Element box notes
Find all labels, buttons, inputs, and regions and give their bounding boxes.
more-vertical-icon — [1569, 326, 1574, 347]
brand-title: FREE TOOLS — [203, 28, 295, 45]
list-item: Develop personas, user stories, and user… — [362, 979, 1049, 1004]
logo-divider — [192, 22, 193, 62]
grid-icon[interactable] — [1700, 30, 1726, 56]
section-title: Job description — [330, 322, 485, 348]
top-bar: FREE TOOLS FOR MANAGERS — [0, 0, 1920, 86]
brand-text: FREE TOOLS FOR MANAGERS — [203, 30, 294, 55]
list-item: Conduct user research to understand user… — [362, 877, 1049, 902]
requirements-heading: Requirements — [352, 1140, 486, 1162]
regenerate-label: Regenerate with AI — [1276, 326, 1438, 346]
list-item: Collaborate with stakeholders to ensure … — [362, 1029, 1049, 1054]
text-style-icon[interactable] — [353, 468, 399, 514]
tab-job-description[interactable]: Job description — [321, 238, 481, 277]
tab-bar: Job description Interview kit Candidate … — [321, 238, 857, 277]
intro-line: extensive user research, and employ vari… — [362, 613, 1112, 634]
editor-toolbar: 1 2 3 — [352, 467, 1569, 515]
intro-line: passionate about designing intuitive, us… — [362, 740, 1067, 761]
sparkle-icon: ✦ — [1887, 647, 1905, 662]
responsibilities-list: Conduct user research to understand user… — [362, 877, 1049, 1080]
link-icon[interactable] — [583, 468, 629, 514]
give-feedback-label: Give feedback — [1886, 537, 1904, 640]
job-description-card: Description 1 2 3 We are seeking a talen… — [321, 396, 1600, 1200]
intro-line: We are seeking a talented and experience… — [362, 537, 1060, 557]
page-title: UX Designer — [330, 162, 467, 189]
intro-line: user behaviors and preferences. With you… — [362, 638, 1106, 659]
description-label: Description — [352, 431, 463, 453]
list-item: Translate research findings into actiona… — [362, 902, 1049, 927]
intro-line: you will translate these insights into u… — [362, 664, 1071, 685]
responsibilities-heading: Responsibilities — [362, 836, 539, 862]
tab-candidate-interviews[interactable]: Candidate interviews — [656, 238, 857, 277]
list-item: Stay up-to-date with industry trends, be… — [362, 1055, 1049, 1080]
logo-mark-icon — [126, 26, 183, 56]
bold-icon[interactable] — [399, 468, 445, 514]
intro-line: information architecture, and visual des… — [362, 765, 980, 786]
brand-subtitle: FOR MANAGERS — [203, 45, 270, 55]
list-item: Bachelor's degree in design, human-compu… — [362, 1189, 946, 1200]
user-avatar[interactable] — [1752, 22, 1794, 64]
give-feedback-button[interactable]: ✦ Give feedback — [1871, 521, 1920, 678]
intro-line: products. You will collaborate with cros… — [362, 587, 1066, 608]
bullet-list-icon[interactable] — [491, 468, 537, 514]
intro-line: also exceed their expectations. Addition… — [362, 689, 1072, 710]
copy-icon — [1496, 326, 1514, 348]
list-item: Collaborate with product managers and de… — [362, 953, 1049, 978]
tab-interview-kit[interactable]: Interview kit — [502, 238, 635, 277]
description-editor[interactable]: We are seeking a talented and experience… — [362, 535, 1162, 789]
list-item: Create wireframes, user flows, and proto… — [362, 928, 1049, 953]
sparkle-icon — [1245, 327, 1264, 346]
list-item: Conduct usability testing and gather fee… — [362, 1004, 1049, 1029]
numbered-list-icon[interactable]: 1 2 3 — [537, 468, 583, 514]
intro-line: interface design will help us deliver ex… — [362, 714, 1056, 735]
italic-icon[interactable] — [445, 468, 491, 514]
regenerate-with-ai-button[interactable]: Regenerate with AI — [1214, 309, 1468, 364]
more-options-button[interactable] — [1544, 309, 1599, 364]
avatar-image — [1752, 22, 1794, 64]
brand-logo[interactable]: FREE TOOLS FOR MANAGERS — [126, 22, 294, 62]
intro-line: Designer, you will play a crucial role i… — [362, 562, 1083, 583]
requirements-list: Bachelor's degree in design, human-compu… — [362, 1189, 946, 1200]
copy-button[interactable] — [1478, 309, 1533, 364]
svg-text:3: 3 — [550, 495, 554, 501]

Directions
Put every line of the material above into a numbered list, leaving out any blank lines.

Exercise answer
1. Find all labels, buttons, inputs, and regions and give their bounding boxes.
2. more-vertical-icon — [1569, 326, 1574, 347]
3. brand-title: FREE TOOLS — [203, 28, 295, 45]
4. list-item: Develop personas, user stories, and user… — [362, 979, 1049, 1004]
5. logo-divider — [192, 22, 193, 62]
6. grid-icon[interactable] — [1700, 30, 1726, 56]
7. section-title: Job description — [330, 322, 485, 348]
8. top-bar: FREE TOOLS FOR MANAGERS — [0, 0, 1920, 86]
9. brand-text: FREE TOOLS FOR MANAGERS — [203, 30, 294, 55]
10. list-item: Conduct user research to understand user… — [362, 877, 1049, 902]
11. requirements-heading: Requirements — [352, 1140, 486, 1162]
12. regenerate-label: Regenerate with AI — [1276, 326, 1438, 346]
13. list-item: Collaborate with stakeholders to ensure … — [362, 1029, 1049, 1054]
14. text-style-icon[interactable] — [353, 468, 399, 514]
15. tab-job-description[interactable]: Job description — [321, 238, 481, 277]
16. tab-bar: Job description Interview kit Candidate … — [321, 238, 857, 277]
17. intro-line: extensive user research, and employ vari… — [362, 613, 1112, 634]
18. editor-toolbar: 1 2 3 — [352, 467, 1569, 515]
19. intro-line: passionate about designing intuitive, us… — [362, 740, 1067, 761]
20. sparkle-icon: ✦ — [1887, 647, 1905, 662]
21. responsibilities-list: Conduct user research to understand user… — [362, 877, 1049, 1080]
22. link-icon[interactable] — [583, 468, 629, 514]
23. give-feedback-label: Give feedback — [1886, 537, 1904, 640]
24. job-description-card: Description 1 2 3 We are seeking a talen… — [321, 396, 1600, 1200]
25. intro-line: We are seeking a talented and experience… — [362, 537, 1060, 557]
26. page-title: UX Designer — [330, 162, 467, 189]
27. intro-line: user behaviors and preferences. With you… — [362, 638, 1106, 659]
28. description-label: Description — [352, 431, 463, 453]
29. list-item: Translate research findings into actiona… — [362, 902, 1049, 927]
30. intro-line: you will translate these insights into u… — [362, 664, 1071, 685]
31. responsibilities-heading: Responsibilities — [362, 836, 539, 862]
32. tab-candidate-interviews[interactable]: Candidate interviews — [656, 238, 857, 277]
33. list-item: Stay up-to-date with industry trends, be… — [362, 1055, 1049, 1080]
34. logo-mark-icon — [126, 26, 183, 56]
35. bold-icon[interactable] — [399, 468, 445, 514]
36. intro-line: information architecture, and visual des… — [362, 765, 980, 786]
37. brand-subtitle: FOR MANAGERS — [203, 45, 270, 55]
38. list-item: Bachelor's degree in design, human-compu… — [362, 1189, 946, 1200]
39. user-avatar[interactable] — [1752, 22, 1794, 64]
40. give-feedback-button[interactable]: ✦ Give feedback — [1871, 521, 1920, 678]
41. intro-line: products. You will collaborate with cros… — [362, 587, 1066, 608]
42. bullet-list-icon[interactable] — [491, 468, 537, 514]
43. intro-line: also exceed their expectations. Addition… — [362, 689, 1072, 710]
44. copy-icon — [1496, 326, 1514, 348]
45. list-item: Collaborate with product managers and de… — [362, 953, 1049, 978]
46. tab-interview-kit[interactable]: Interview kit — [502, 238, 635, 277]
47. description-editor[interactable]: We are seeking a talented and experience… — [362, 535, 1162, 789]
48. list-item: Create wireframes, user flows, and proto… — [362, 928, 1049, 953]
49. sparkle-icon — [1245, 327, 1264, 346]
50. list-item: Conduct usability testing and gather fee… — [362, 1004, 1049, 1029]
51. numbered-list-icon[interactable]: 1 2 3 — [537, 468, 583, 514]
52. intro-line: interface design will help us deliver ex… — [362, 714, 1056, 735]
53. italic-icon[interactable] — [445, 468, 491, 514]
54. regenerate-with-ai-button[interactable]: Regenerate with AI — [1214, 309, 1468, 364]
55. more-options-button[interactable] — [1544, 309, 1599, 364]
56. avatar-image — [1752, 22, 1794, 64]
57. brand-logo[interactable]: FREE TOOLS FOR MANAGERS — [126, 22, 294, 62]
58. intro-line: Designer, you will play a crucial role i… — [362, 562, 1083, 583]
59. requirements-list: Bachelor's degree in design, human-compu… — [362, 1189, 946, 1200]
60. copy-button[interactable] — [1478, 309, 1533, 364]
61. svg-text:3: 3 — [550, 495, 554, 501]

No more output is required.